EXERCISE BRIEF: Report the count of lines that carry the string "Setup", and add nothing.
↓
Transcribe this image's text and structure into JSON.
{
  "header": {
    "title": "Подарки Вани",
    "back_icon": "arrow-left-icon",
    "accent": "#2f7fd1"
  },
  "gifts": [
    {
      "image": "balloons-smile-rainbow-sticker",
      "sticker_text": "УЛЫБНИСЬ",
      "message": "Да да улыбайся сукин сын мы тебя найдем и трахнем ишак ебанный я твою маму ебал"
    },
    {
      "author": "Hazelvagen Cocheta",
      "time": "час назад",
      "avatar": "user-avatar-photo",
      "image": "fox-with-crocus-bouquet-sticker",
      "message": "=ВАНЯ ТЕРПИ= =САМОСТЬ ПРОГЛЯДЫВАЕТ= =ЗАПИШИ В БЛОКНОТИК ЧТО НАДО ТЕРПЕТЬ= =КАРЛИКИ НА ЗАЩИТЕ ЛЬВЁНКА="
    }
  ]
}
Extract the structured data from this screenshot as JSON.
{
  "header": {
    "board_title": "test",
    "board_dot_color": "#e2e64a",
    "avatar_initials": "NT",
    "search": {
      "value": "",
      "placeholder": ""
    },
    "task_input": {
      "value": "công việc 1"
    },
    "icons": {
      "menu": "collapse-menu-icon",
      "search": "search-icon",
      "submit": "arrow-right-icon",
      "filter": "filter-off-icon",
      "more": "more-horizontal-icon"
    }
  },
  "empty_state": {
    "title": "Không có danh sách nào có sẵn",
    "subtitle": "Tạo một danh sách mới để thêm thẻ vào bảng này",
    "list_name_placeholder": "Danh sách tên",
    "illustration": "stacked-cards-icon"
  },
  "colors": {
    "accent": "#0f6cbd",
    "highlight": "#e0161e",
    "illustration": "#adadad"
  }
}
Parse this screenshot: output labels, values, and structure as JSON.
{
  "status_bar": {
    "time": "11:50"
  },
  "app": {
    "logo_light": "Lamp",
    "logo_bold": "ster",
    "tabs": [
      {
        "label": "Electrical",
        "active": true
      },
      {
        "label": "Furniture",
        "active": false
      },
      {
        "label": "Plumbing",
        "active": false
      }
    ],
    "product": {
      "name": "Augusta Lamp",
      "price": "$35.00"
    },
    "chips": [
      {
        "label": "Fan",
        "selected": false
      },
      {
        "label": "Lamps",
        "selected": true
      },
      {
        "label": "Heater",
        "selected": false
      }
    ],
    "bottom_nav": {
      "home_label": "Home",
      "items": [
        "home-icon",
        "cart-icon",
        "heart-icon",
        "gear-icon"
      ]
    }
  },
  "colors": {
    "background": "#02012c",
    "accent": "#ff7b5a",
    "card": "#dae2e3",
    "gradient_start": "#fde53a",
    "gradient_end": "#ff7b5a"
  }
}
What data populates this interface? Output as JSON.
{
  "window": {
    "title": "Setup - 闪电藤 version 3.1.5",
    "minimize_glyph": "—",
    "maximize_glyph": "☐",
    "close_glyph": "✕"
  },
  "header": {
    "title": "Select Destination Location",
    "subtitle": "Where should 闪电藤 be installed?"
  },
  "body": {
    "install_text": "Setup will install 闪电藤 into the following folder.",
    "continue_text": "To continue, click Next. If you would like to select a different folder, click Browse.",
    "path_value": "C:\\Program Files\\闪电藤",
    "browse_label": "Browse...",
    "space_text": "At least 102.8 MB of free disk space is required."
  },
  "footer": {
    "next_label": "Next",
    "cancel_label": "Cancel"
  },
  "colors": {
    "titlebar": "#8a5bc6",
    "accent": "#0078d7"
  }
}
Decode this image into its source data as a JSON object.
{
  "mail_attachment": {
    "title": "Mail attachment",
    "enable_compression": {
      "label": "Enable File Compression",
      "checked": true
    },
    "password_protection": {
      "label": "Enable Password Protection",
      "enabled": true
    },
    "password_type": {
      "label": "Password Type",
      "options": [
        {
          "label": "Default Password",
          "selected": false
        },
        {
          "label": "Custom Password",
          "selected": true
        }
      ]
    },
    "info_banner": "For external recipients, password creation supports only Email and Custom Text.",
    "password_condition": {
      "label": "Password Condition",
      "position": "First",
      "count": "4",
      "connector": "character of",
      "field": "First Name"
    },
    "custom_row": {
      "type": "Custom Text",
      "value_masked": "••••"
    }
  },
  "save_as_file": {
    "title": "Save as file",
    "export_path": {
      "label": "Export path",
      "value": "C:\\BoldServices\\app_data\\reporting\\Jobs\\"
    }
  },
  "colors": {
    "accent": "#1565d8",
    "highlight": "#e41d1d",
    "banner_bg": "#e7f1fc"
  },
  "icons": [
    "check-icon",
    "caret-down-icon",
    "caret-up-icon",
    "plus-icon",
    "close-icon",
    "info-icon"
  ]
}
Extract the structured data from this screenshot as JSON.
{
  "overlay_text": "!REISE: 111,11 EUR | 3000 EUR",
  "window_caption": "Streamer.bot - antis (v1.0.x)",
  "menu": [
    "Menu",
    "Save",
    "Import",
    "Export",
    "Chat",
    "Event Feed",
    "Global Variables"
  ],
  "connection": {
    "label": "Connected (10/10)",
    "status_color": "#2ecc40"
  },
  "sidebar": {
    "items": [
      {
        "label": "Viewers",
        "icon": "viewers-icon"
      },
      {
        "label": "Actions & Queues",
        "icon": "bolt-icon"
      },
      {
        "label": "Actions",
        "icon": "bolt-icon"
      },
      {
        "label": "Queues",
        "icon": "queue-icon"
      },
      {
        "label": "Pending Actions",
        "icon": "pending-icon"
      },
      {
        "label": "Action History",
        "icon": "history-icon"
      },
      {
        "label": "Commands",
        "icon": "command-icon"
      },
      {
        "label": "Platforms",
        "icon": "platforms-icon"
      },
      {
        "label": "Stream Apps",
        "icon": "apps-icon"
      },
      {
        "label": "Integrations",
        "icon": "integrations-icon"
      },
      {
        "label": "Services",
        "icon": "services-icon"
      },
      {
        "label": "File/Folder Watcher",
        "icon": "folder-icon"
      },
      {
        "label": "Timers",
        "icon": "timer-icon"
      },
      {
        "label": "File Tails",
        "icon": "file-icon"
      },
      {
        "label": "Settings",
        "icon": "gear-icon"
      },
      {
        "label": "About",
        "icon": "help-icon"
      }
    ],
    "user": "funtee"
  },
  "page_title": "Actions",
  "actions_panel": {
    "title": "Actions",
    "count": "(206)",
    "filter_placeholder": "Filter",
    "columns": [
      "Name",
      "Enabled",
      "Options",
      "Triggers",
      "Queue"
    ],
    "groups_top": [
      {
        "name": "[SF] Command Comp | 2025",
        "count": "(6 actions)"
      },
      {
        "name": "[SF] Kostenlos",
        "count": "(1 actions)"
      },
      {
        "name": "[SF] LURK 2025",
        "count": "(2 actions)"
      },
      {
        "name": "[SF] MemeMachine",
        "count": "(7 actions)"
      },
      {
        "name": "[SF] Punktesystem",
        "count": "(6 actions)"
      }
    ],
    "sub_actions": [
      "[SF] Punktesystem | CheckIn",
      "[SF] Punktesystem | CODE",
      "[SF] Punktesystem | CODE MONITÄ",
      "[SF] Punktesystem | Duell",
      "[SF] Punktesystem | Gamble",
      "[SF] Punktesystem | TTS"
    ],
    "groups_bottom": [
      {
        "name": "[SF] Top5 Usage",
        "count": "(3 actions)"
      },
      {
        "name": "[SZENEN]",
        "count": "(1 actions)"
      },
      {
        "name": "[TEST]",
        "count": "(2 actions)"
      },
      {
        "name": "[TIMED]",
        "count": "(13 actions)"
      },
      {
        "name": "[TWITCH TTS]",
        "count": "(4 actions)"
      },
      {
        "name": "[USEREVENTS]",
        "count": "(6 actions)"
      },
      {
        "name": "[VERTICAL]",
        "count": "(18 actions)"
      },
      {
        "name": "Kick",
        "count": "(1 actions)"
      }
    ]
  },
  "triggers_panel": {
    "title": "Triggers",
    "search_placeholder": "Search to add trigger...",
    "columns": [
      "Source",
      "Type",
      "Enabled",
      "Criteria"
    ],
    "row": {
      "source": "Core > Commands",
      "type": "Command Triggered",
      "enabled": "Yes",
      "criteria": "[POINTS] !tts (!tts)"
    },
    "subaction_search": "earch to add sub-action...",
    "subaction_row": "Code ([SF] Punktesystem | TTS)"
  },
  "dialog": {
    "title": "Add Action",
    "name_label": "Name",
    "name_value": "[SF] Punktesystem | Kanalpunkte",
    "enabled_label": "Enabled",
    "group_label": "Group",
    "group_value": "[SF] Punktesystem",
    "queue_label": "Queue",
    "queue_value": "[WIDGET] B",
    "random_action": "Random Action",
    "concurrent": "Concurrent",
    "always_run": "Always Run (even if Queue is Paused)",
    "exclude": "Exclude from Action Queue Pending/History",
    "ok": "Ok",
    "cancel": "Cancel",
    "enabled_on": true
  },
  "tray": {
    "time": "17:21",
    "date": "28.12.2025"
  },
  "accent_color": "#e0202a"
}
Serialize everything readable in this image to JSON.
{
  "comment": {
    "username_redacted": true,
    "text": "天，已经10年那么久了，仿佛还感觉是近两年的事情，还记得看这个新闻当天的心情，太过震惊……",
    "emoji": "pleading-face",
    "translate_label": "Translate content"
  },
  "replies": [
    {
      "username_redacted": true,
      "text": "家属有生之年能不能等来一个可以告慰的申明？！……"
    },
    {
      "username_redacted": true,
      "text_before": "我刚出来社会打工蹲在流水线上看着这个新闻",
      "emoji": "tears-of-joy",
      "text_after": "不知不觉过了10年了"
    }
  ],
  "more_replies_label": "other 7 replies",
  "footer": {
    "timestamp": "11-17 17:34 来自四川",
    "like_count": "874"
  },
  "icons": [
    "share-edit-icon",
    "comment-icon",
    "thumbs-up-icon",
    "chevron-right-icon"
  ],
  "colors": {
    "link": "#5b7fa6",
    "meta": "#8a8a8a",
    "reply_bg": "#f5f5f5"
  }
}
↑
RESULT OF THE TASK: 2